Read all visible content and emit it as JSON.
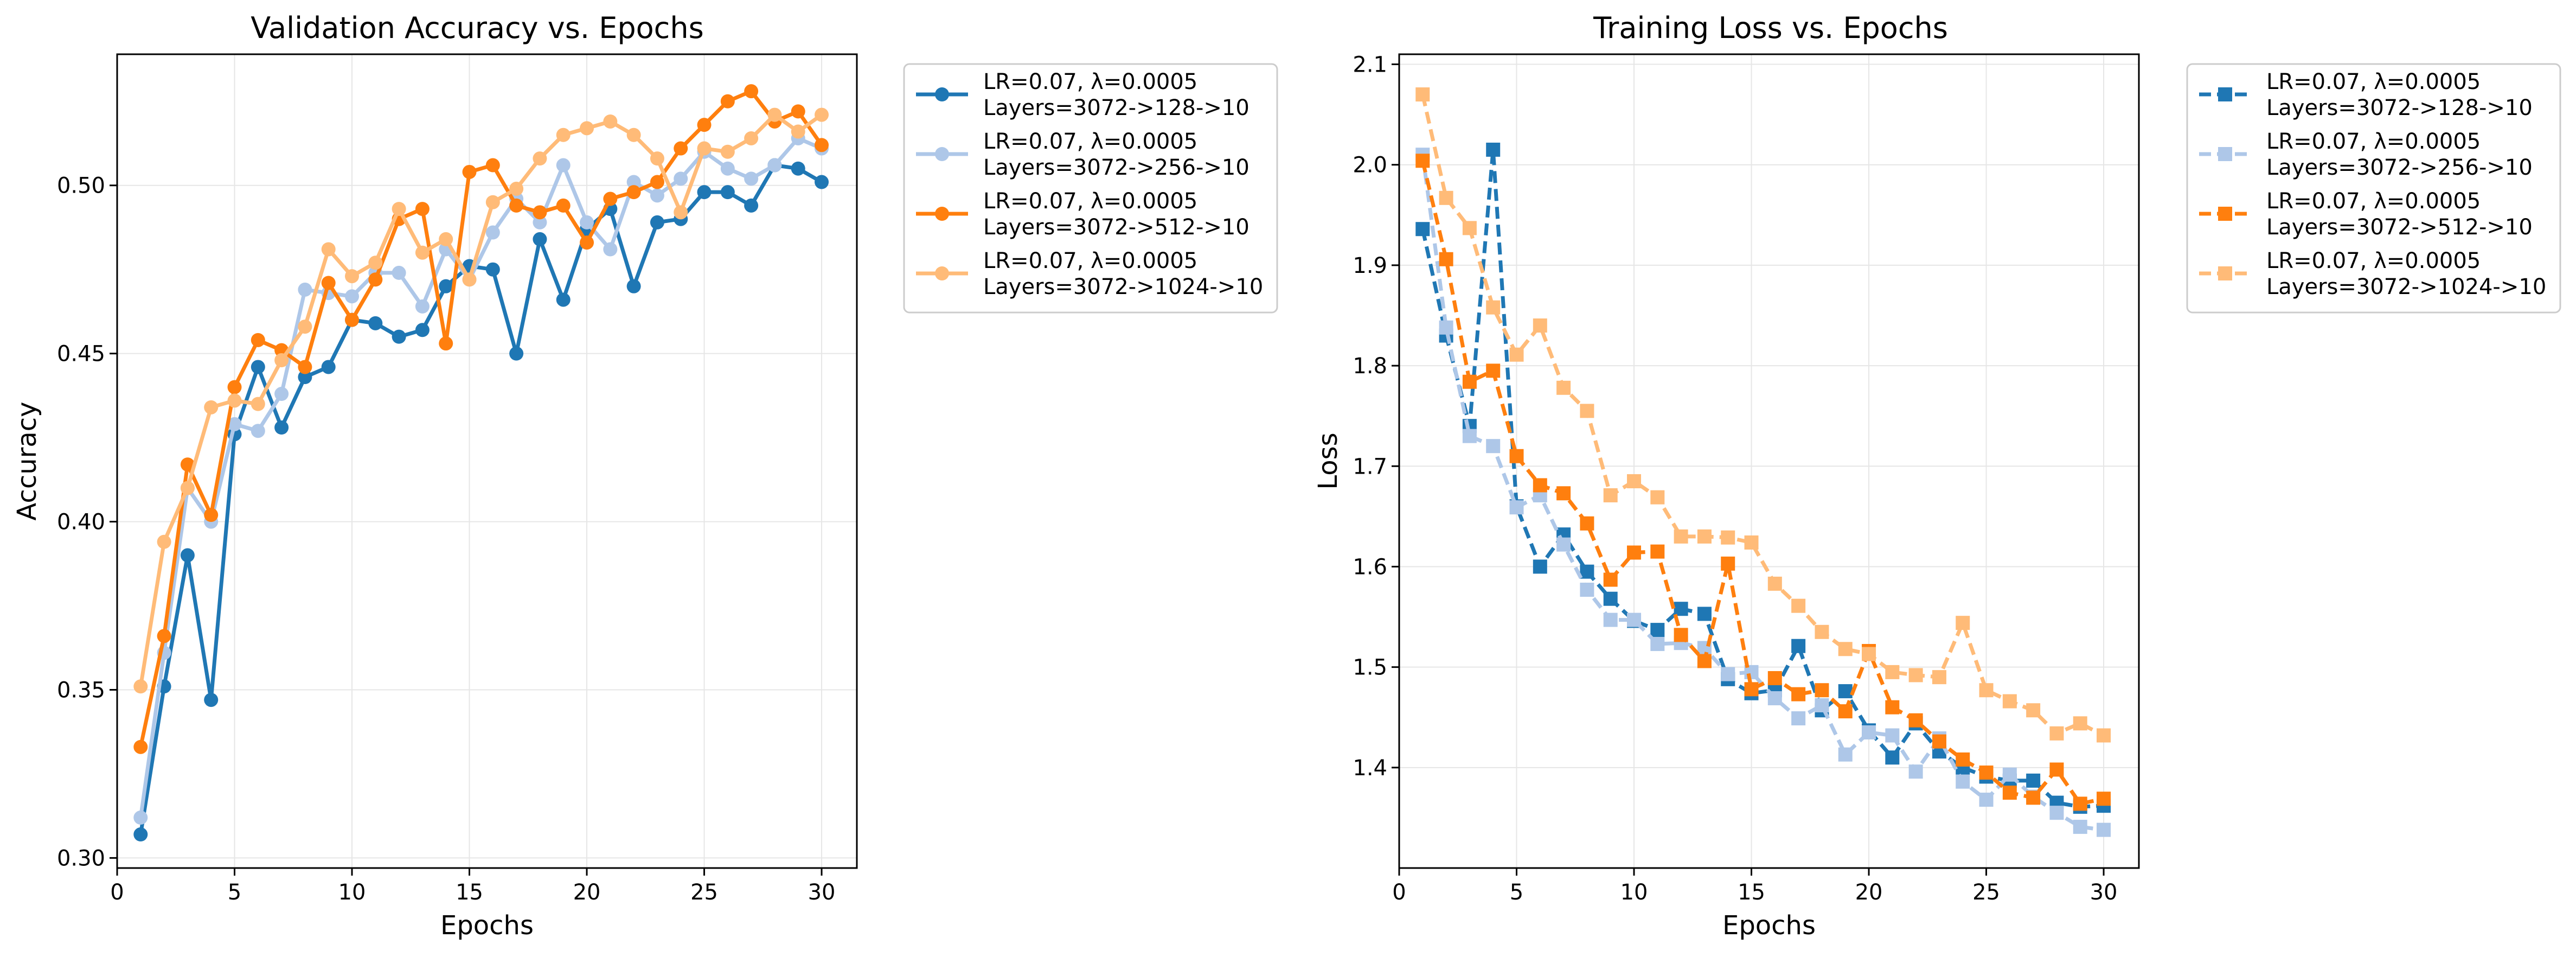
{
  "chart_data": [
    {
      "type": "line",
      "title": "Validation Accuracy vs. Epochs",
      "xlabel": "Epochs",
      "ylabel": "Accuracy",
      "xlim": [
        0,
        31.5
      ],
      "ylim": [
        0.297,
        0.539
      ],
      "xticks": [
        0,
        5,
        10,
        15,
        20,
        25,
        30
      ],
      "yticks": [
        0.3,
        0.35,
        0.4,
        0.45,
        0.5
      ],
      "ytick_labels": [
        "0.30",
        "0.35",
        "0.40",
        "0.45",
        "0.50"
      ],
      "grid": true,
      "legend_placement": "outside-upper-right",
      "marker": "circle",
      "line_style": "solid",
      "x": [
        1,
        2,
        3,
        4,
        5,
        6,
        7,
        8,
        9,
        10,
        11,
        12,
        13,
        14,
        15,
        16,
        17,
        18,
        19,
        20,
        21,
        22,
        23,
        24,
        25,
        26,
        27,
        28,
        29,
        30
      ],
      "series": [
        {
          "name": "LR=0.07, λ=0.0005\nLayers=3072->128->10",
          "color": "#1f77b4",
          "values": [
            0.307,
            0.351,
            0.39,
            0.347,
            0.426,
            0.446,
            0.428,
            0.443,
            0.446,
            0.46,
            0.459,
            0.455,
            0.457,
            0.47,
            0.476,
            0.475,
            0.45,
            0.484,
            0.466,
            0.487,
            0.493,
            0.47,
            0.489,
            0.49,
            0.498,
            0.498,
            0.494,
            0.506,
            0.505,
            0.501
          ]
        },
        {
          "name": "LR=0.07, λ=0.0005\nLayers=3072->256->10",
          "color": "#aec7e8",
          "values": [
            0.312,
            0.361,
            0.41,
            0.4,
            0.429,
            0.427,
            0.438,
            0.469,
            0.468,
            0.467,
            0.474,
            0.474,
            0.464,
            0.481,
            0.472,
            0.486,
            0.496,
            0.489,
            0.506,
            0.489,
            0.481,
            0.501,
            0.497,
            0.502,
            0.51,
            0.505,
            0.502,
            0.506,
            0.514,
            0.511
          ]
        },
        {
          "name": "LR=0.07, λ=0.0005\nLayers=3072->512->10",
          "color": "#ff7f0e",
          "values": [
            0.333,
            0.366,
            0.417,
            0.402,
            0.44,
            0.454,
            0.451,
            0.446,
            0.471,
            0.46,
            0.472,
            0.49,
            0.493,
            0.453,
            0.504,
            0.506,
            0.494,
            0.492,
            0.494,
            0.483,
            0.496,
            0.498,
            0.501,
            0.511,
            0.518,
            0.525,
            0.528,
            0.519,
            0.522,
            0.512
          ]
        },
        {
          "name": "LR=0.07, λ=0.0005\nLayers=3072->1024->10",
          "color": "#ffbb78",
          "values": [
            0.351,
            0.394,
            0.41,
            0.434,
            0.436,
            0.435,
            0.448,
            0.458,
            0.481,
            0.473,
            0.477,
            0.493,
            0.48,
            0.484,
            0.472,
            0.495,
            0.499,
            0.508,
            0.515,
            0.517,
            0.519,
            0.515,
            0.508,
            0.492,
            0.511,
            0.51,
            0.514,
            0.521,
            0.516,
            0.521
          ]
        }
      ]
    },
    {
      "type": "line",
      "title": "Training Loss vs. Epochs",
      "xlabel": "Epochs",
      "ylabel": "Loss",
      "xlim": [
        0,
        31.5
      ],
      "ylim": [
        1.3,
        2.11
      ],
      "xticks": [
        0,
        5,
        10,
        15,
        20,
        25,
        30
      ],
      "yticks": [
        1.4,
        1.5,
        1.6,
        1.7,
        1.8,
        1.9,
        2.0,
        2.1
      ],
      "ytick_labels": [
        "1.4",
        "1.5",
        "1.6",
        "1.7",
        "1.8",
        "1.9",
        "2.0",
        "2.1"
      ],
      "grid": true,
      "legend_placement": "outside-upper-right",
      "marker": "square",
      "line_style": "dashed",
      "x": [
        1,
        2,
        3,
        4,
        5,
        6,
        7,
        8,
        9,
        10,
        11,
        12,
        13,
        14,
        15,
        16,
        17,
        18,
        19,
        20,
        21,
        22,
        23,
        24,
        25,
        26,
        27,
        28,
        29,
        30
      ],
      "series": [
        {
          "name": "LR=0.07, λ=0.0005\nLayers=3072->128->10",
          "color": "#1f77b4",
          "values": [
            1.936,
            1.83,
            1.74,
            2.015,
            1.66,
            1.6,
            1.632,
            1.595,
            1.568,
            1.546,
            1.537,
            1.558,
            1.553,
            1.488,
            1.474,
            1.477,
            1.521,
            1.457,
            1.476,
            1.437,
            1.41,
            1.444,
            1.416,
            1.4,
            1.391,
            1.387,
            1.387,
            1.365,
            1.361,
            1.362
          ]
        },
        {
          "name": "LR=0.07, λ=0.0005\nLayers=3072->256->10",
          "color": "#aec7e8",
          "values": [
            2.01,
            1.838,
            1.73,
            1.72,
            1.659,
            1.671,
            1.622,
            1.577,
            1.547,
            1.547,
            1.523,
            1.524,
            1.519,
            1.493,
            1.495,
            1.469,
            1.449,
            1.462,
            1.413,
            1.435,
            1.432,
            1.396,
            1.429,
            1.386,
            1.368,
            1.393,
            1.371,
            1.355,
            1.341,
            1.338
          ]
        },
        {
          "name": "LR=0.07, λ=0.0005\nLayers=3072->512->10",
          "color": "#ff7f0e",
          "values": [
            2.004,
            1.906,
            1.784,
            1.795,
            1.71,
            1.681,
            1.673,
            1.643,
            1.587,
            1.614,
            1.615,
            1.532,
            1.506,
            1.603,
            1.478,
            1.489,
            1.473,
            1.477,
            1.456,
            1.516,
            1.46,
            1.447,
            1.426,
            1.408,
            1.395,
            1.375,
            1.37,
            1.398,
            1.364,
            1.369
          ]
        },
        {
          "name": "LR=0.07, λ=0.0005\nLayers=3072->1024->10",
          "color": "#ffbb78",
          "values": [
            2.07,
            1.967,
            1.937,
            1.858,
            1.811,
            1.84,
            1.778,
            1.755,
            1.671,
            1.685,
            1.669,
            1.63,
            1.63,
            1.629,
            1.624,
            1.583,
            1.561,
            1.535,
            1.518,
            1.513,
            1.495,
            1.492,
            1.49,
            1.544,
            1.477,
            1.466,
            1.457,
            1.434,
            1.444,
            1.432
          ]
        }
      ]
    }
  ]
}
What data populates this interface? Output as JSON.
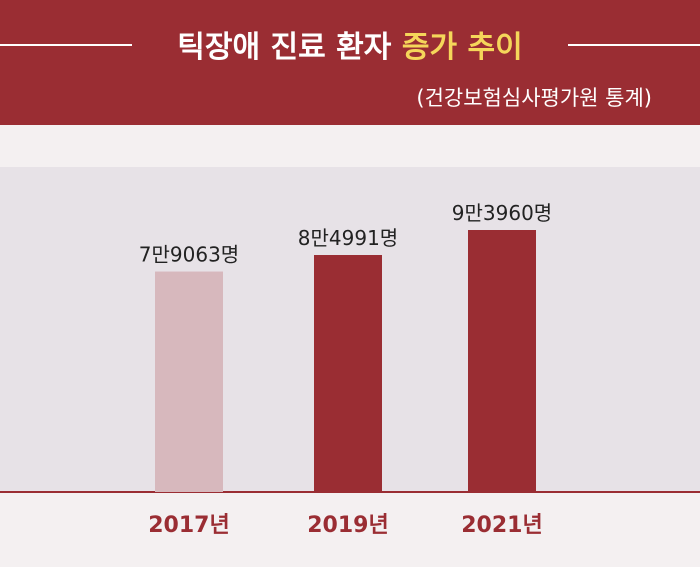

■ **Instructions to follow**: Copy each line containing the word "title" from the data.

■ **Expected answer**:
      "title": "Validation Accuracy vs. Epochs",
      "title": "Training Loss vs. Epochs",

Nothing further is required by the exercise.